━━━━━ Records for the exercise ━━━━━
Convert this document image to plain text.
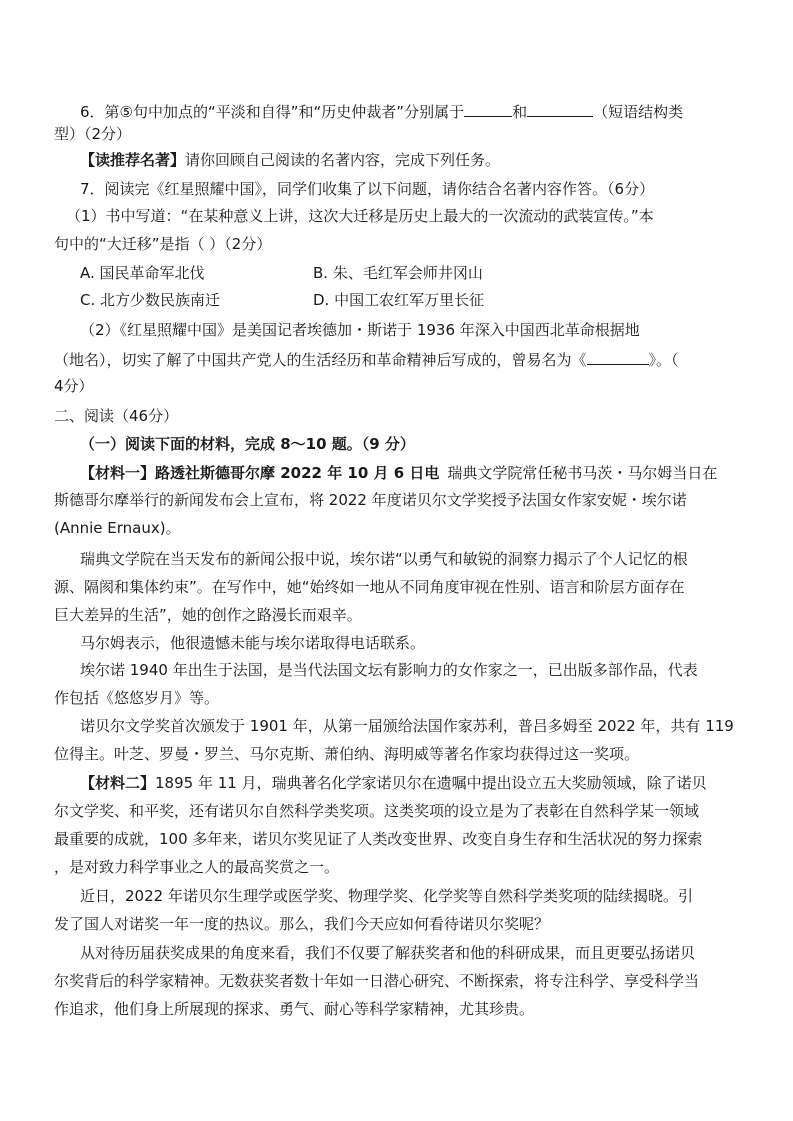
6．第⑤句中加点的“平淡和自得”和“历史仲裁者”分别属于	和	（短语结构类
型）（2分）
【读推荐名著】请你回顾自己阅读的名著内容，完成下列任务。
7．阅读完《红星照耀中国》，同学们收集了以下问题，请你结合名著内容作答。（6分）
（1）书中写道：“在某种意义上讲，这次大迁移是历史上最大的一次流动的武装宣传。”本
句中的“大迁移”是指（ ）（2分）
A. 国民革命军北伐	B. 朱、毛红军会师井冈山
C. 北方少数民族南迁	D. 中国工农红军万里长征
（2）《红星照耀中国》是美国记者埃德加・斯诺于 1936 年深入中国西北革命根据地
（地名），切实了解了中国共产党人的生活经历和革命精神后写成的，曾易名为《	》。（
4分）
二、阅读（46分）
（一）阅读下面的材料，完成 8～10 题。（9 分）
【材料一】路透社斯德哥尔摩 2022 年 10 月 6 日电 瑞典文学院常任秘书马茨・马尔姆当日在
斯德哥尔摩举行的新闻发布会上宣布，将 2022 年度诺贝尔文学奖授予法国女作家安妮・埃尔诺
(Annie Ernaux)。
瑞典文学院在当天发布的新闻公报中说，埃尔诺“以勇气和敏锐的洞察力揭示了个人记忆的根
源、隔阂和集体约束”。在写作中，她“始终如一地从不同角度审视在性别、语言和阶层方面存在
巨大差异的生活”，她的创作之路漫长而艰辛。
马尔姆表示，他很遗憾未能与埃尔诺取得电话联系。
埃尔诺 1940 年出生于法国，是当代法国文坛有影响力的女作家之一，已出版多部作品，代表
作包括《悠悠岁月》等。
诺贝尔文学奖首次颁发于 1901 年，从第一届颁给法国作家苏利，普吕多姆至 2022 年，共有 119
位得主。叶芝、罗曼・罗兰、马尔克斯、萧伯纳、海明威等著名作家均获得过这一奖项。
【材料二】1895 年 11 月，瑞典著名化学家诺贝尔在遗嘱中提出设立五大奖励领域，除了诺贝
尔文学奖、和平奖，还有诺贝尔自然科学类奖项。这类奖项的设立是为了表彰在自然科学某一领域
最重要的成就，100 多年来，诺贝尔奖见证了人类改变世界、改变自身生存和生活状况的努力探索
，是对致力科学事业之人的最高奖赏之一。
近日，2022 年诺贝尔生理学或医学奖、物理学奖、化学奖等自然科学类奖项的陆续揭晓。引
发了国人对诺奖一年一度的热议。那么，我们今天应如何看待诺贝尔奖呢？
从对待历届获奖成果的角度来看，我们不仅要了解获奖者和他的科研成果，而且更要弘扬诺贝
尔奖背后的科学家精神。无数获奖者数十年如一日潜心研究、不断探索，将专注科学、享受科学当
作追求，他们身上所展现的探求、勇气、耐心等科学家精神，尤其珍贵。
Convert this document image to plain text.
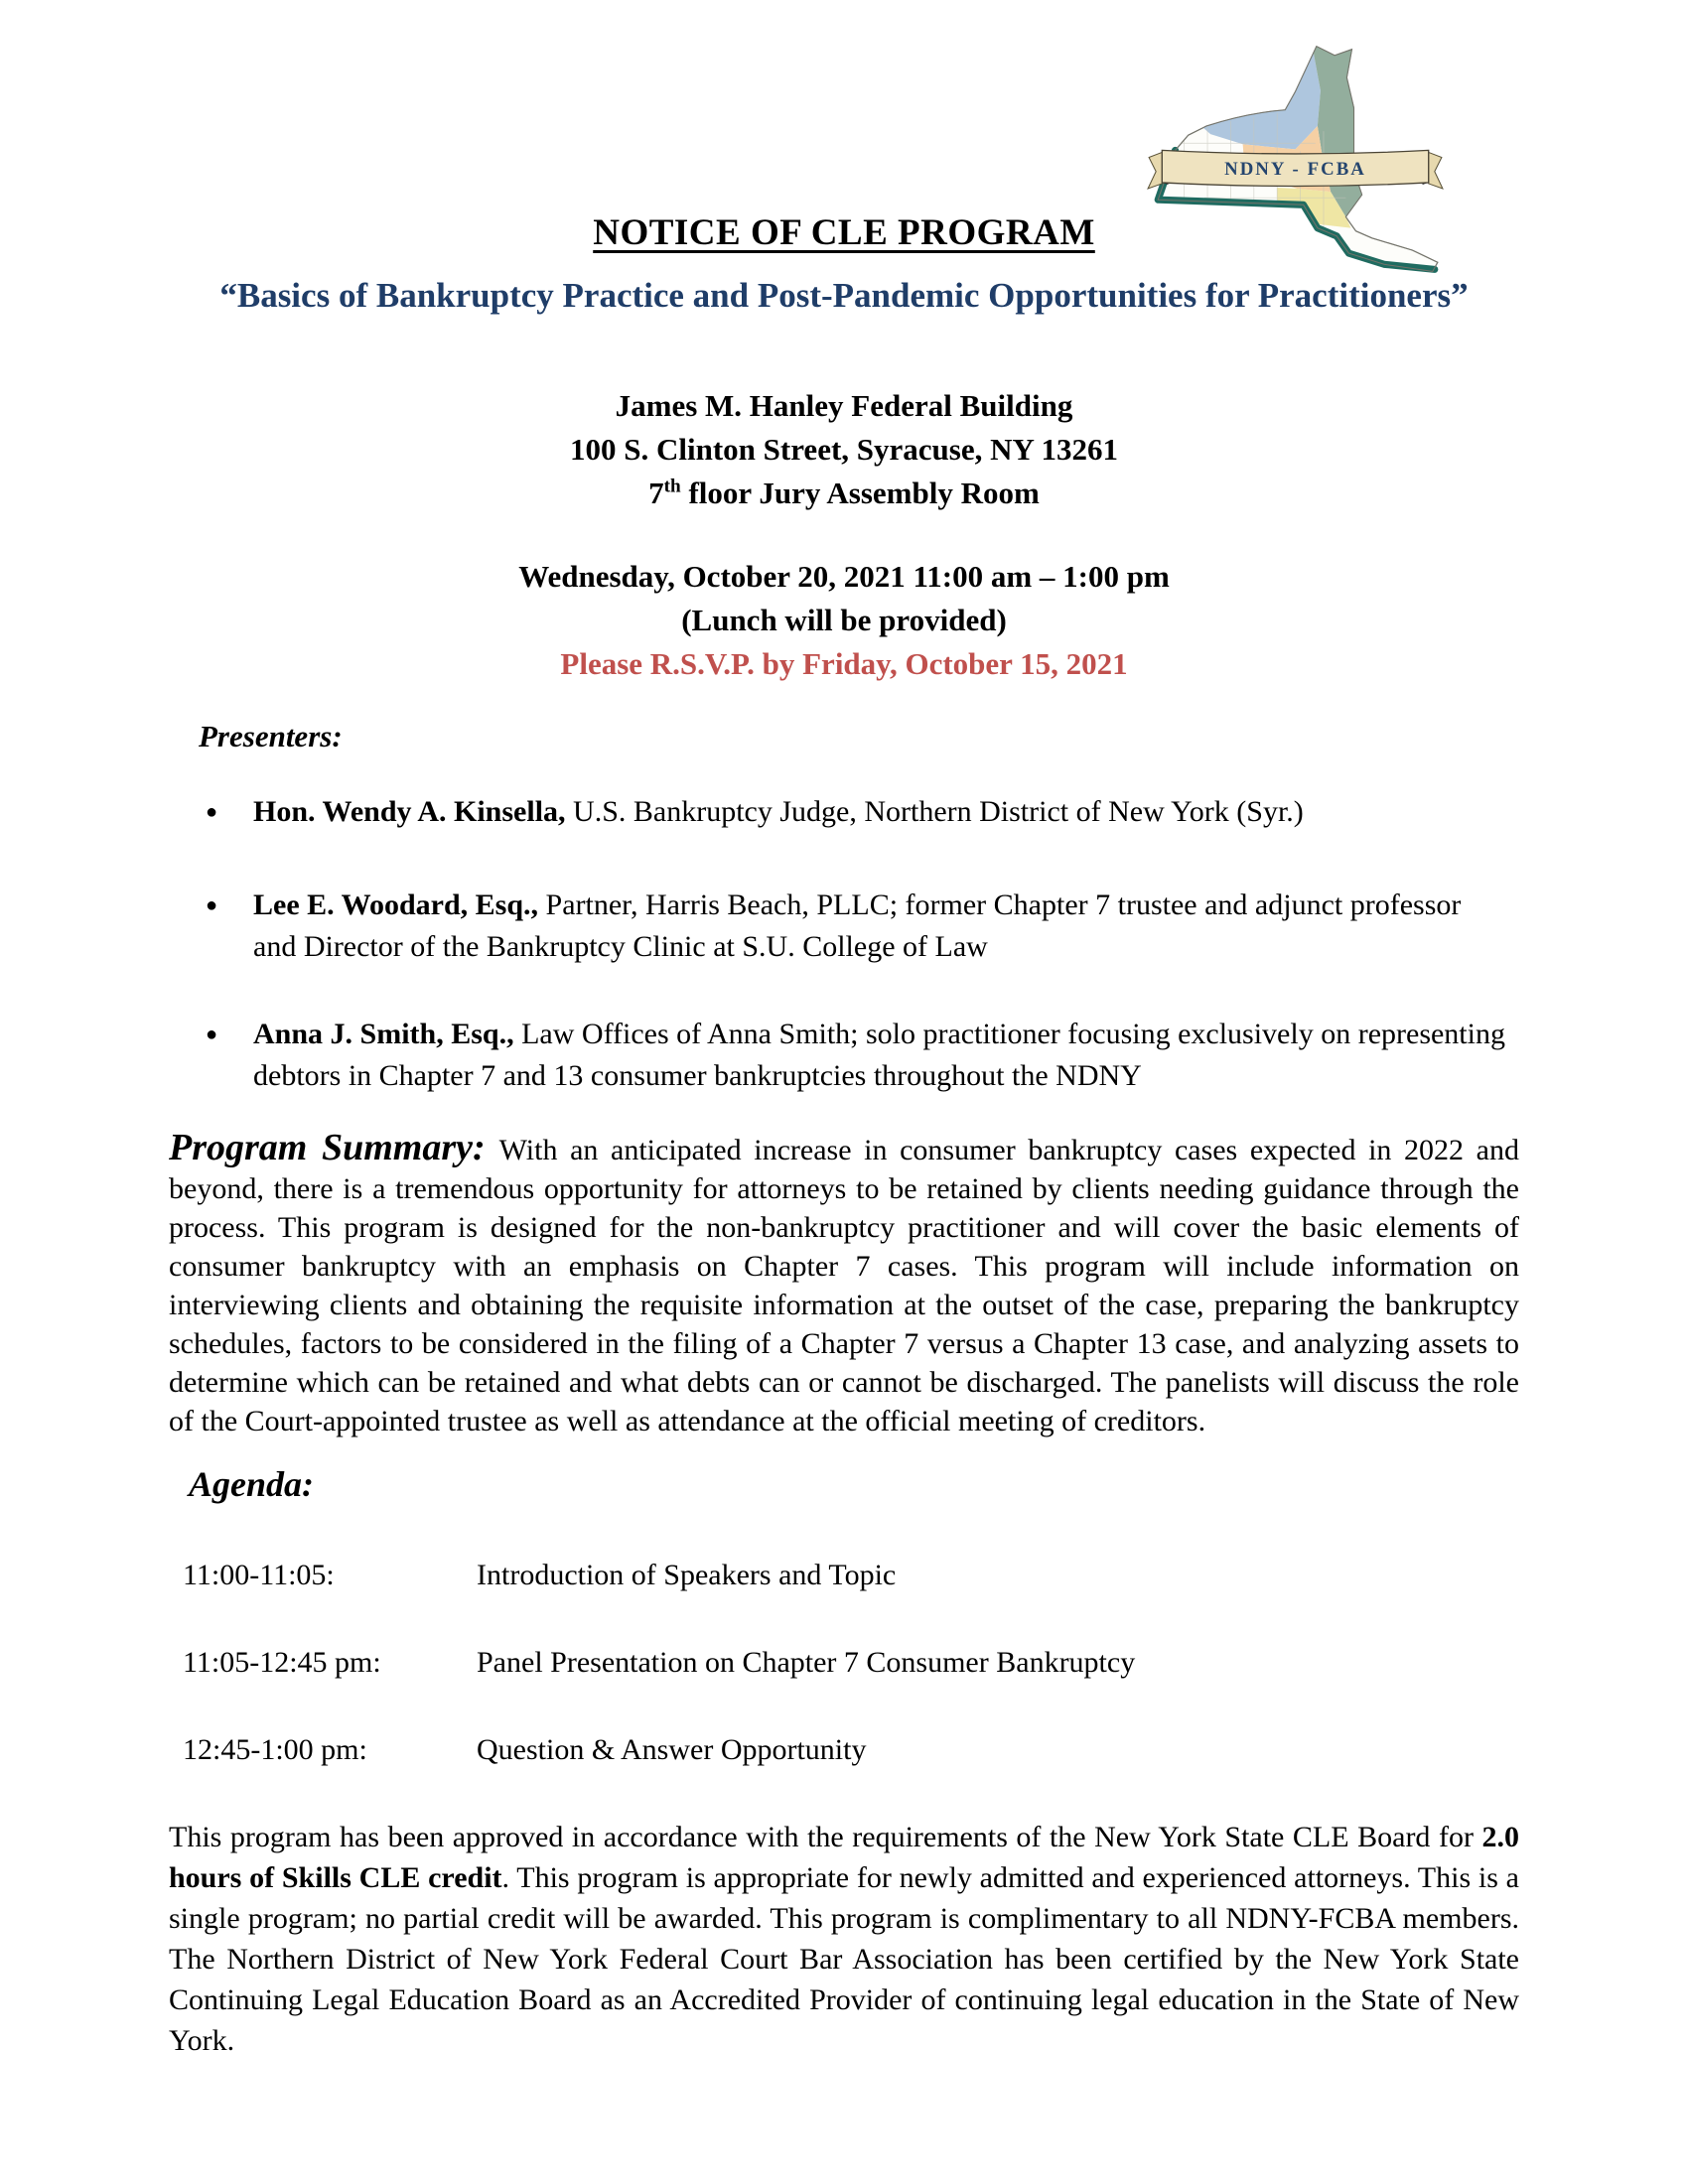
NDNY - FCBA
NOTICE OF CLE PROGRAM
“Basics of Bankruptcy Practice and Post-Pandemic Opportunities for Practitioners”
James M. Hanley Federal Building
100 S. Clinton Street, Syracuse, NY 13261
7th floor Jury Assembly Room
Wednesday, October 20, 2021 11:00 am – 1:00 pm
(Lunch will be provided)
Please R.S.V.P. by Friday, October 15, 2021
Presenters:
● Hon. Wendy A. Kinsella, U.S. Bankruptcy Judge, Northern District of New York (Syr.)
● Lee E. Woodard, Esq., Partner, Harris Beach, PLLC; former Chapter 7 trustee and adjunct professor and Director of the Bankruptcy Clinic at S.U. College of Law
● Anna J. Smith, Esq., Law Offices of Anna Smith; solo practitioner focusing exclusively on representing debtors in Chapter 7 and 13 consumer bankruptcies throughout the NDNY
Program Summary: With an anticipated increase in consumer bankruptcy cases expected in 2022 and beyond, there is a tremendous opportunity for attorneys to be retained by clients needing guidance through the process. This program is designed for the non-bankruptcy practitioner and will cover the basic elements of consumer bankruptcy with an emphasis on Chapter 7 cases. This program will include information on interviewing clients and obtaining the requisite information at the outset of the case, preparing the bankruptcy schedules, factors to be considered in the filing of a Chapter 7 versus a Chapter 13 case, and analyzing assets to determine which can be retained and what debts can or cannot be discharged. The panelists will discuss the role of the Court-appointed trustee as well as attendance at the official meeting of creditors.
Agenda:
11:00-11:05:	Introduction of Speakers and Topic
11:05-12:45 pm:	Panel Presentation on Chapter 7 Consumer Bankruptcy
12:45-1:00 pm:	Question & Answer Opportunity
This program has been approved in accordance with the requirements of the New York State CLE Board for 2.0 hours of Skills CLE credit. This program is appropriate for newly admitted and experienced attorneys. This is a single program; no partial credit will be awarded. This program is complimentary to all NDNY-FCBA members. The Northern District of New York Federal Court Bar Association has been certified by the New York State Continuing Legal Education Board as an Accredited Provider of continuing legal education in the State of New York.
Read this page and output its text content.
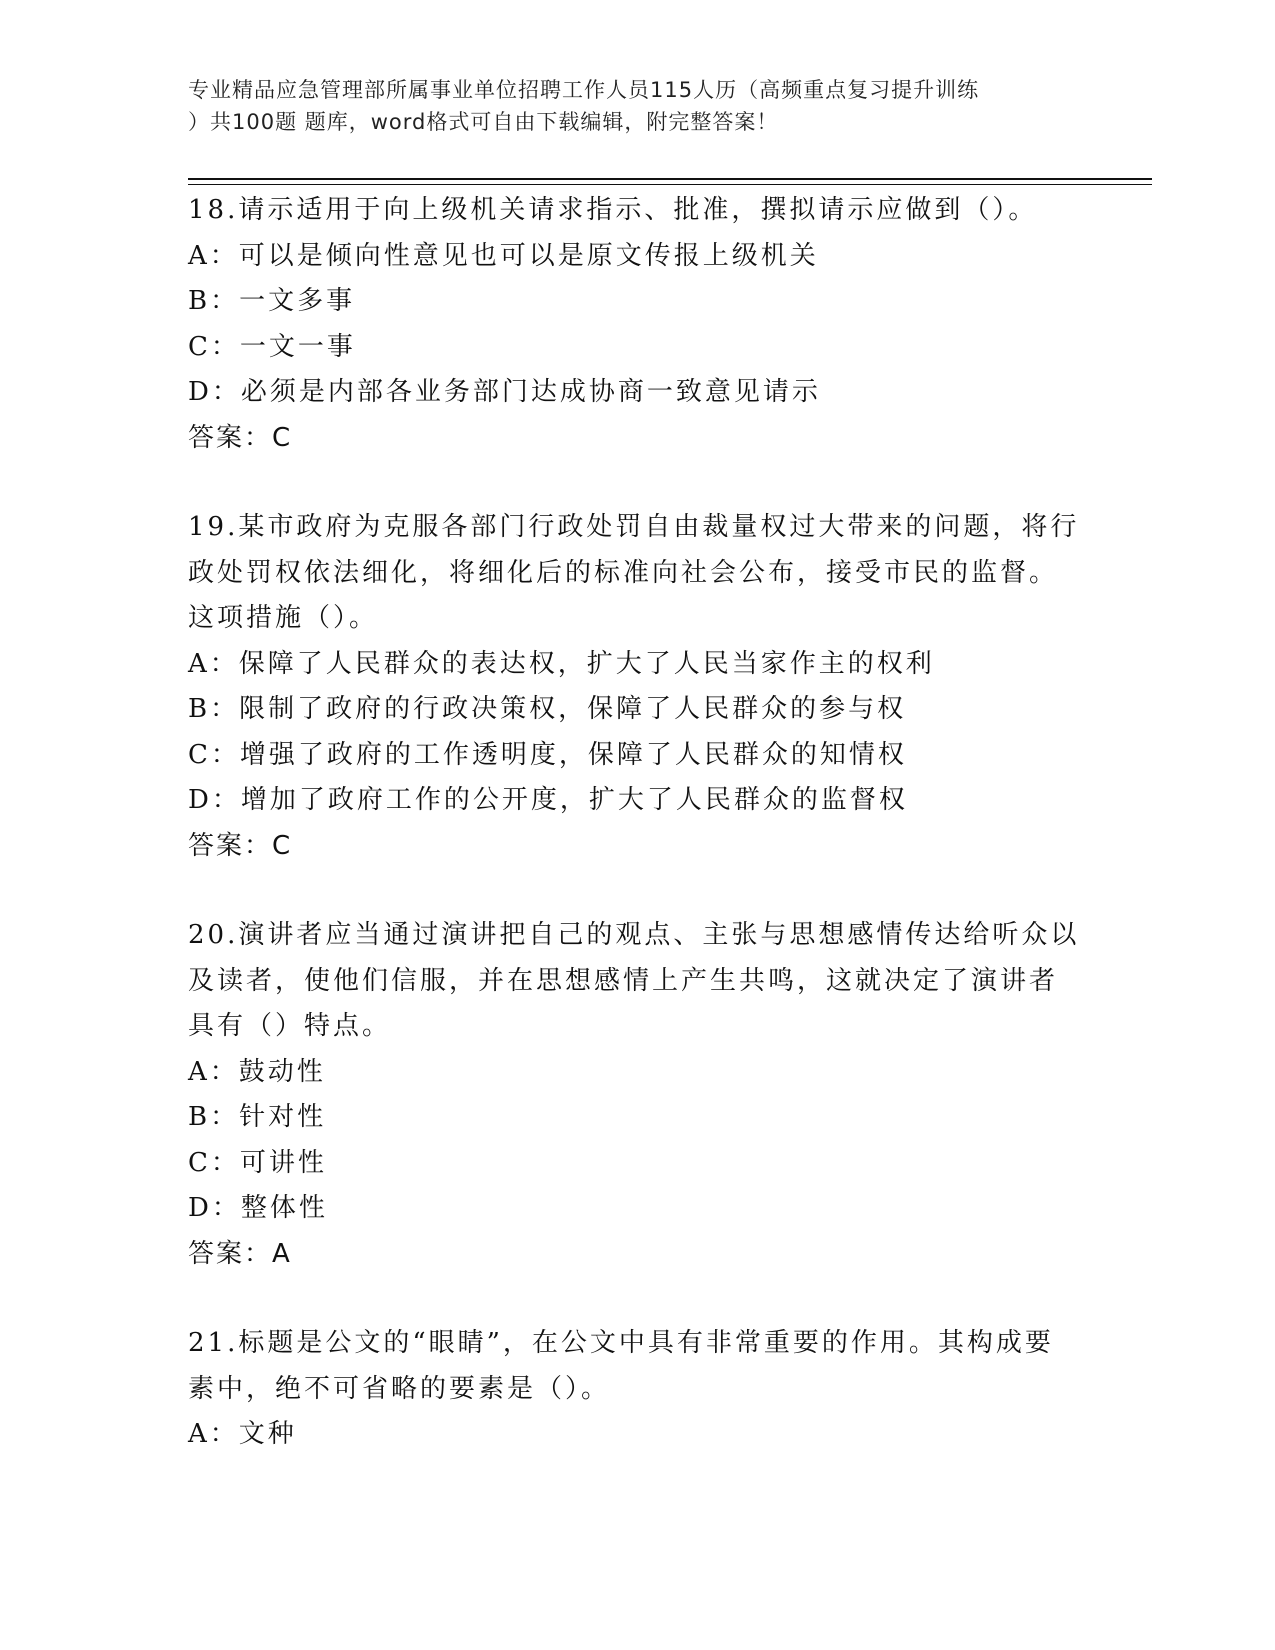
专业精品应急管理部所属事业单位招聘工作人员115人历（高频重点复习提升训练
）共100题 题库，word格式可自由下载编辑，附完整答案！
18.请示适用于向上级机关请求指示、批准，撰拟请示应做到（）。
A：可以是倾向性意见也可以是原文传报上级机关
B：一文多事
C：一文一事
D：必须是内部各业务部门达成协商一致意见请示
答案：C
19.某市政府为克服各部门行政处罚自由裁量权过大带来的问题，将行
政处罚权依法细化，将细化后的标准向社会公布，接受市民的监督。
这项措施（）。
A：保障了人民群众的表达权，扩大了人民当家作主的权利
B：限制了政府的行政决策权，保障了人民群众的参与权
C：增强了政府的工作透明度，保障了人民群众的知情权
D：增加了政府工作的公开度，扩大了人民群众的监督权
答案：C
20.演讲者应当通过演讲把自己的观点、主张与思想感情传达给听众以
及读者，使他们信服，并在思想感情上产生共鸣，这就决定了演讲者
具有（）特点。
A：鼓动性
B：针对性
C：可讲性
D：整体性
答案：A
21.标题是公文的“眼睛”，在公文中具有非常重要的作用。其构成要
素中，绝不可省略的要素是（）。
A：文种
━━━━━
Written exercise => What is the number of lines in the data holding the word "October"? Reply with that number only.

Answer to the task => 2